▸ PASSAGE TO READ:

**Features**: * **Select Tour Display:** Choose from three types of dynamic tours: * **Scatter:** A standard scatter plot of the projected data. * **Sage:** A scatter plot display that adjusts for the projected volume, defined in [Laa et al. (2021)](https://doi.org/10.1080/10618600.2021.1963264). * **Slice:** A scatter plot display that highlights points close to the projection plane, defined in [Laa et al. (2020)](https://doi.org/10.1080/10618600.2020.1777140). * **Tour Options:** * **Show Axes:** Toggle the visibility of the axes in the tour plot. * **Show Wireframe:** Toggle the visibility of wireframe edges in the tour plot for enhanced structural visualization. * **Point Opacity (Alpha):** Adjust the transparency of the points. * **Gamma (for Sage):** Control the effective dimensionality parameter for the sage plot. * **Slice Relative Volume (for Slice):** Adjust the thickness of the slice. * **Enable Linked Brushing:** When enabled, you can select points in the NLDR plot, and the corresponding points will be highlighted in the dynamic tour plot, and vice-versa. This is a powerful feature for exploring the relationship between the low-dimensional embedding and the original high-dimensional data. ## Diagnosing Tab The **Diagnosing** tab provides tools to assess the selected NLDR layout. It uses the [`quollr` package] (https://github.com/JayaniLakshika/quollr) to perform a quantitative analysis of the NLDR layout and helps you to find the optimal binwidth for the model fitting. **Features**: * **Binwidth Optimization:** This feature automatically tests a range of bin widths for the `quollr` analysis and finds the optimal configuration based on the Root Mean Square Error (RMSE). * **Run Quollr Analysis:** After optimizing the binwidth, you can run the full `quollr` analysis to get a detailed assessment of your embedding. * **Analysis Results:** The results of the analysis are presented in several tabs: * **RMSE vs Binwidth:** An interactive plot showing the RMSE for different binwidth values.

* **Model Summary:** A table with the detailed results of the binwidth optimization. Optimization Table

* **Model Error:** A visualization shows the NLDR layout, with points colored according to the high-dimensional model error.

▸ WHAT YOU NEED TO DO:
Name every setting the feature description lists under "Tour Options." The lines that come next have no connection to the feature description.

▸ LISTED ENTRIES:
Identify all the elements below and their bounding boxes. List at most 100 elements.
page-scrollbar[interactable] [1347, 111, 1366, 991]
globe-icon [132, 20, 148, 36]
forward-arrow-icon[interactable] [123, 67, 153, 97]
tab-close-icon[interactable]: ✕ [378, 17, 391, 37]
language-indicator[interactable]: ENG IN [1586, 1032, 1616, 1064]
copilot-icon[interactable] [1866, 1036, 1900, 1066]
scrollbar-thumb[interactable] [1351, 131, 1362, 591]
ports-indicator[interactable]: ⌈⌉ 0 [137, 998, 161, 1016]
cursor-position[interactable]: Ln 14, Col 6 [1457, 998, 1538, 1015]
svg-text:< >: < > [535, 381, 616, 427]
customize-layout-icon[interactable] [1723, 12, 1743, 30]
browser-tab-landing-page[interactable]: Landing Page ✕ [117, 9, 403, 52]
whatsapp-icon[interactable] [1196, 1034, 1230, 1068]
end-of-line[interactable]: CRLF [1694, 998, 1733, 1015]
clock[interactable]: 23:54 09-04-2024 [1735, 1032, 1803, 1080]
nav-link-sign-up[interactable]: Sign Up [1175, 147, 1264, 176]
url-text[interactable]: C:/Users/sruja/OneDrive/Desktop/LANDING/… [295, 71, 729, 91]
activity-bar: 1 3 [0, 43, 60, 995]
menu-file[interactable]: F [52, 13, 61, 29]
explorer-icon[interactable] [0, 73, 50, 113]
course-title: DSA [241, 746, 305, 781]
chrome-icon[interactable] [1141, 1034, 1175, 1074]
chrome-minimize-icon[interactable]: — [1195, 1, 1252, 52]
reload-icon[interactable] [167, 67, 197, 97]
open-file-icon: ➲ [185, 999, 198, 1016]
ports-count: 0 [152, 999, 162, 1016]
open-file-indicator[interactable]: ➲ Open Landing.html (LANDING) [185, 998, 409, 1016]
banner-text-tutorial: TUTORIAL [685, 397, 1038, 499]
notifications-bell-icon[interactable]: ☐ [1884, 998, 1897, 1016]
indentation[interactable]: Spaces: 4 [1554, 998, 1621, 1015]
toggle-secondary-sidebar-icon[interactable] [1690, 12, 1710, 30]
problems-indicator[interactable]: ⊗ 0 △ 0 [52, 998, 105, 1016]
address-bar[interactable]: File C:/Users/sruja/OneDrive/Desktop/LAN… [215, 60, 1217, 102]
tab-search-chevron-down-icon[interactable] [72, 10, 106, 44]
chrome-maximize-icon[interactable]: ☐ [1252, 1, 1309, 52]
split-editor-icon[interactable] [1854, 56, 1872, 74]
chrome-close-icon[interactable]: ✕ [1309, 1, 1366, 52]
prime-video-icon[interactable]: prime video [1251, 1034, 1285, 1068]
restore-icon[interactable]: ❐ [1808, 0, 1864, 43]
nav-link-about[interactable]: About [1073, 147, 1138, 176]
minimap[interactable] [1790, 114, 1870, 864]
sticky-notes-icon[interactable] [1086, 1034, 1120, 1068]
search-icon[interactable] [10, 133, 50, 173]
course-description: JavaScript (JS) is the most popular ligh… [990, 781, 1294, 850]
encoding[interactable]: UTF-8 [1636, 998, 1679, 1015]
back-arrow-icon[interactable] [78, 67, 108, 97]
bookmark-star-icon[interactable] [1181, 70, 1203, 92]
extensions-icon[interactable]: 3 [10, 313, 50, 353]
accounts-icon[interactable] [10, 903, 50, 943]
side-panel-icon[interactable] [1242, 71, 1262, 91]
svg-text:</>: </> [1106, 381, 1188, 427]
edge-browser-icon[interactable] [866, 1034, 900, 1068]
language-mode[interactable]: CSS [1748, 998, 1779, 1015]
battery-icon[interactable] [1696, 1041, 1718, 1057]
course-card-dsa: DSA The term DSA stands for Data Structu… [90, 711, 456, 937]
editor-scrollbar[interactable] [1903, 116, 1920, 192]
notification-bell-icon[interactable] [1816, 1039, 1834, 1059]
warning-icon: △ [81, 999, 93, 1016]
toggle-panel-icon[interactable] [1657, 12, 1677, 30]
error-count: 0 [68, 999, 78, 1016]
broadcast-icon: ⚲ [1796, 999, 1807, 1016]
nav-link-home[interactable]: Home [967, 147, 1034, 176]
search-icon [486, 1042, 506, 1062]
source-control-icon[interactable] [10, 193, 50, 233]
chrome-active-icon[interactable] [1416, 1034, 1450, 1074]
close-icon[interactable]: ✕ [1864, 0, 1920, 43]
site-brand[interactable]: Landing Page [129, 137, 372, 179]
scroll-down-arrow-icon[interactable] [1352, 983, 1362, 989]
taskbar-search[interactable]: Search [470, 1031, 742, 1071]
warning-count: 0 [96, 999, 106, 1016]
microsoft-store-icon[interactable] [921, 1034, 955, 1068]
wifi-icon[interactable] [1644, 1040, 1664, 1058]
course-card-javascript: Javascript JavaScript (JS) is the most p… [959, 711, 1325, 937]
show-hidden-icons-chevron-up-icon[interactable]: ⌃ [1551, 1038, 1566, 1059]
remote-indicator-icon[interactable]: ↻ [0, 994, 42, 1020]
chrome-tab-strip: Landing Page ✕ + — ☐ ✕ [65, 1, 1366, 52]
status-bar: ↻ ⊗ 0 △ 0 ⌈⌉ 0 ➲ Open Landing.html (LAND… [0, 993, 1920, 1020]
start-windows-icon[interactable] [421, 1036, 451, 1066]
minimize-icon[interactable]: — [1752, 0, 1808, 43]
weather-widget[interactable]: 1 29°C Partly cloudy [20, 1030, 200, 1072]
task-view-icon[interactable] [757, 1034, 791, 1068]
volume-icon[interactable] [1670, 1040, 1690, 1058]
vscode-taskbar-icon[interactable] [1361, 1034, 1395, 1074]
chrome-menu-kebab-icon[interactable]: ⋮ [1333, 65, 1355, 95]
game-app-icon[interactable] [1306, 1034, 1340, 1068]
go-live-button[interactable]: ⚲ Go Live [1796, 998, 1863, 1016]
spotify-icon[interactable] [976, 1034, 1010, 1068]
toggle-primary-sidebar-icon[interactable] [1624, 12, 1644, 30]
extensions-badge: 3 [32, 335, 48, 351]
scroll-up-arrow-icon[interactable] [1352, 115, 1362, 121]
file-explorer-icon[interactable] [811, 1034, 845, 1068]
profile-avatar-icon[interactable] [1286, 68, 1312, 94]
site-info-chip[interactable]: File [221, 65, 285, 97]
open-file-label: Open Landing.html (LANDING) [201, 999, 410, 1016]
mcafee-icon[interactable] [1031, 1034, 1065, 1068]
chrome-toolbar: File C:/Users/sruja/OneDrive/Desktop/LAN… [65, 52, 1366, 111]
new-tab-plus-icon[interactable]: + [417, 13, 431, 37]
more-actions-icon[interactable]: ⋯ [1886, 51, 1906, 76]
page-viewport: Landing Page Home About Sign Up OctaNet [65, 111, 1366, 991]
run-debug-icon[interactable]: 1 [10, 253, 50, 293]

▸ EXERCISE RESULT:
- Show Axes
- Show Wireframe
- Point Opacity (Alpha)
- Gamma (for Sage)
- Slice Relative Volume (for Slice)